>> Start GIVEN RECORDS
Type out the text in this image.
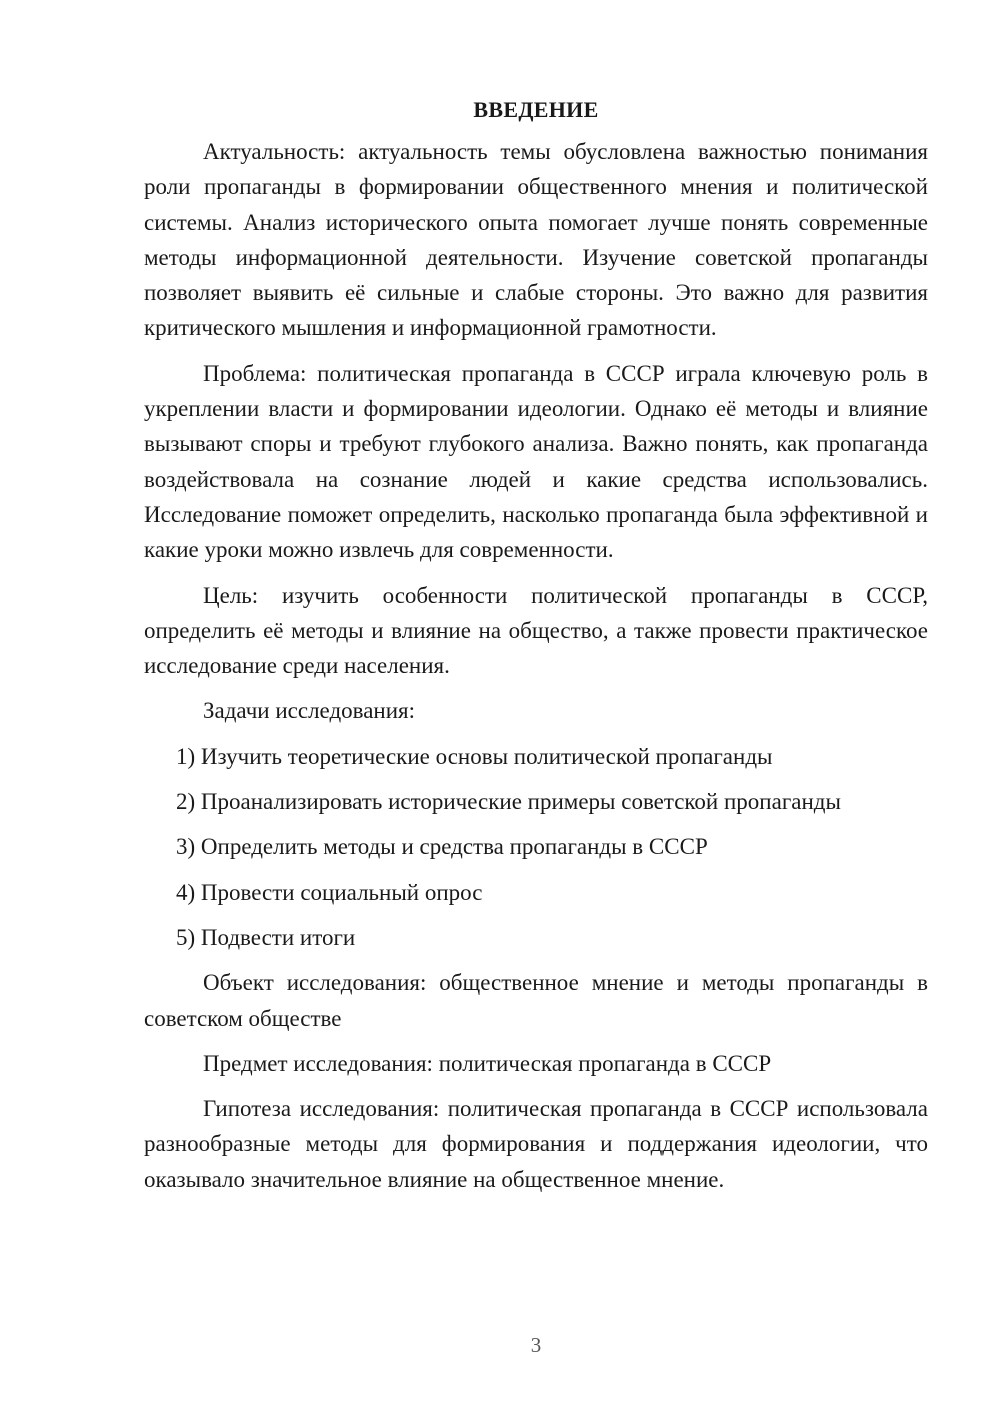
ВВЕДЕНИЕ

Актуальность: актуальность темы обусловлена важностью понимания роли пропаганды в формировании общественного мнения и политической системы. Анализ исторического опыта помогает лучше понять современные методы информационной деятельности. Изучение советской пропаганды позволяет выявить её сильные и слабые стороны. Это важно для развития критического мышления и информационной грамотности.

Проблема: политическая пропаганда в СССР играла ключевую роль в укреплении власти и формировании идеологии. Однако её методы и влияние вызывают споры и требуют глубокого анализа. Важно понять, как пропаганда воздействовала на сознание людей и какие средства использовались. Исследование поможет определить, насколько пропаганда была эффективной и какие уроки можно извлечь для современности.

Цель: изучить особенности политической пропаганды в СССР, определить её методы и влияние на общество, а также провести практическое исследование среди населения.

Задачи исследования:

1) Изучить теоретические основы политической пропаганды

2) Проанализировать исторические примеры советской пропаганды

3) Определить методы и средства пропаганды в СССР

4) Провести социальный опрос

5) Подвести итоги

Объект исследования: общественное мнение и методы пропаганды в советском обществе

Предмет исследования: политическая пропаганда в СССР

Гипотеза исследования: политическая пропаганда в СССР использовала разнообразные методы для формирования и поддержания идеологии, что оказывало значительное влияние на общественное мнение.

3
>> End GIVEN RECORDS
• THE REQUEST
Reproduce each line word for word and drop the pictures.

• EXERCISE RESPONSE
Type out the text in this image.
ВВЕДЕНИЕ

Актуальность: актуальность темы обусловлена важностью понимания роли пропаганды в формировании общественного мнения и политической системы. Анализ исторического опыта помогает лучше понять современные методы информационной деятельности. Изучение советской пропаганды позволяет выявить её сильные и слабые стороны. Это важно для развития критического мышления и информационной грамотности.

Проблема: политическая пропаганда в СССР играла ключевую роль в укреплении власти и формировании идеологии. Однако её методы и влияние вызывают споры и требуют глубокого анализа. Важно понять, как пропаганда воздействовала на сознание людей и какие средства использовались. Исследование поможет определить, насколько пропаганда была эффективной и какие уроки можно извлечь для современности.

Цель: изучить особенности политической пропаганды в СССР, определить её методы и влияние на общество, а также провести практическое исследование среди населения.

Задачи исследования:

1) Изучить теоретические основы политической пропаганды

2) Проанализировать исторические примеры советской пропаганды

3) Определить методы и средства пропаганды в СССР

4) Провести социальный опрос

5) Подвести итоги

Объект исследования: общественное мнение и методы пропаганды в советском обществе

Предмет исследования: политическая пропаганда в СССР

Гипотеза исследования: политическая пропаганда в СССР использовала разнообразные методы для формирования и поддержания идеологии, что оказывало значительное влияние на общественное мнение.

3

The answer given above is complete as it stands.